**DATA FOR PROCESSING**:
# # #
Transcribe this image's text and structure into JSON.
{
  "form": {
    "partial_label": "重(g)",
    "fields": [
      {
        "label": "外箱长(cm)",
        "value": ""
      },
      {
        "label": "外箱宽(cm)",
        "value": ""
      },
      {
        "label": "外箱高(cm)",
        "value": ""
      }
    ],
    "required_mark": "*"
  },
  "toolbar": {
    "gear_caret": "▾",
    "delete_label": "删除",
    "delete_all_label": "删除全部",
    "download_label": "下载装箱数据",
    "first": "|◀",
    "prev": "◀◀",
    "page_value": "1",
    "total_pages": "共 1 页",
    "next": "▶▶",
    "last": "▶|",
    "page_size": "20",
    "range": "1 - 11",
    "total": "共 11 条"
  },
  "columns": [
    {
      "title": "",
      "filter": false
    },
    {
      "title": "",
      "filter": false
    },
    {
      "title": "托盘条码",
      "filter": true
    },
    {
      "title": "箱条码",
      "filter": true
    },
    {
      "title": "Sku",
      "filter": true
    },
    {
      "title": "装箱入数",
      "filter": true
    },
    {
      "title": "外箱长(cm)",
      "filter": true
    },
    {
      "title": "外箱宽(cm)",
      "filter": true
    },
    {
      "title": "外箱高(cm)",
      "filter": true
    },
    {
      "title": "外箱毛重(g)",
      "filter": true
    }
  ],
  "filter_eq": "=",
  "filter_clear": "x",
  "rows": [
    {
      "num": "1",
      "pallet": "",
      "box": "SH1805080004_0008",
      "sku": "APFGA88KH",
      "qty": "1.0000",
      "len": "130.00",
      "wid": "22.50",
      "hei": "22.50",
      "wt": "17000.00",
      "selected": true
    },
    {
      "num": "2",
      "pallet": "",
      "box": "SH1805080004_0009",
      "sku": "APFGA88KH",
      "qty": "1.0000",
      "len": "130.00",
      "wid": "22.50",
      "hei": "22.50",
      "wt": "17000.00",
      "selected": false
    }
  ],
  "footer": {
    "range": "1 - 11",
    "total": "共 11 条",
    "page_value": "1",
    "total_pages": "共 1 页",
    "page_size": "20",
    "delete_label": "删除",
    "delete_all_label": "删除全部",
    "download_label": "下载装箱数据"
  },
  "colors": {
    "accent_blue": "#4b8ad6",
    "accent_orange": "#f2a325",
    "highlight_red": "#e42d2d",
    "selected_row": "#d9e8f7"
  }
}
# # #
**THE TASK**: What is needed here is an exact reproduction of all the entries.

**SOLUTION FOR THIS EXERCISE**:
Transcribe this image's text and structure into JSON.
{
  "form": {
    "partial_label": "重(g)",
    "fields": [
      {
        "label": "外箱长(cm)",
        "value": ""
      },
      {
        "label": "外箱宽(cm)",
        "value": ""
      },
      {
        "label": "外箱高(cm)",
        "value": ""
      }
    ],
    "required_mark": "*"
  },
  "toolbar": {
    "gear_caret": "▾",
    "delete_label": "删除",
    "delete_all_label": "删除全部",
    "download_label": "下载装箱数据",
    "first": "|◀",
    "prev": "◀◀",
    "page_value": "1",
    "total_pages": "共 1 页",
    "next": "▶▶",
    "last": "▶|",
    "page_size": "20",
    "range": "1 - 11",
    "total": "共 11 条"
  },
  "columns": [
    {
      "title": "",
      "filter": false
    },
    {
      "title": "",
      "filter": false
    },
    {
      "title": "托盘条码",
      "filter": true
    },
    {
      "title": "箱条码",
      "filter": true
    },
    {
      "title": "Sku",
      "filter": true
    },
    {
      "title": "装箱入数",
      "filter": true
    },
    {
      "title": "外箱长(cm)",
      "filter": true
    },
    {
      "title": "外箱宽(cm)",
      "filter": true
    },
    {
      "title": "外箱高(cm)",
      "filter": true
    },
    {
      "title": "外箱毛重(g)",
      "filter": true
    }
  ],
  "filter_eq": "=",
  "filter_clear": "x",
  "rows": [
    {
      "num": "1",
      "pallet": "",
      "box": "SH1805080004_0008",
      "sku": "APFGA88KH",
      "qty": "1.0000",
      "len": "130.00",
      "wid": "22.50",
      "hei": "22.50",
      "wt": "17000.00",
      "selected": true
    },
    {
      "num": "2",
      "pallet": "",
      "box": "SH1805080004_0009",
      "sku": "APFGA88KH",
      "qty": "1.0000",
      "len": "130.00",
      "wid": "22.50",
      "hei": "22.50",
      "wt": "17000.00",
      "selected": false
    }
  ],
  "footer": {
    "range": "1 - 11",
    "total": "共 11 条",
    "page_value": "1",
    "total_pages": "共 1 页",
    "page_size": "20",
    "delete_label": "删除",
    "delete_all_label": "删除全部",
    "download_label": "下载装箱数据"
  },
  "colors": {
    "accent_blue": "#4b8ad6",
    "accent_orange": "#f2a325",
    "highlight_red": "#e42d2d",
    "selected_row": "#d9e8f7"
  }
}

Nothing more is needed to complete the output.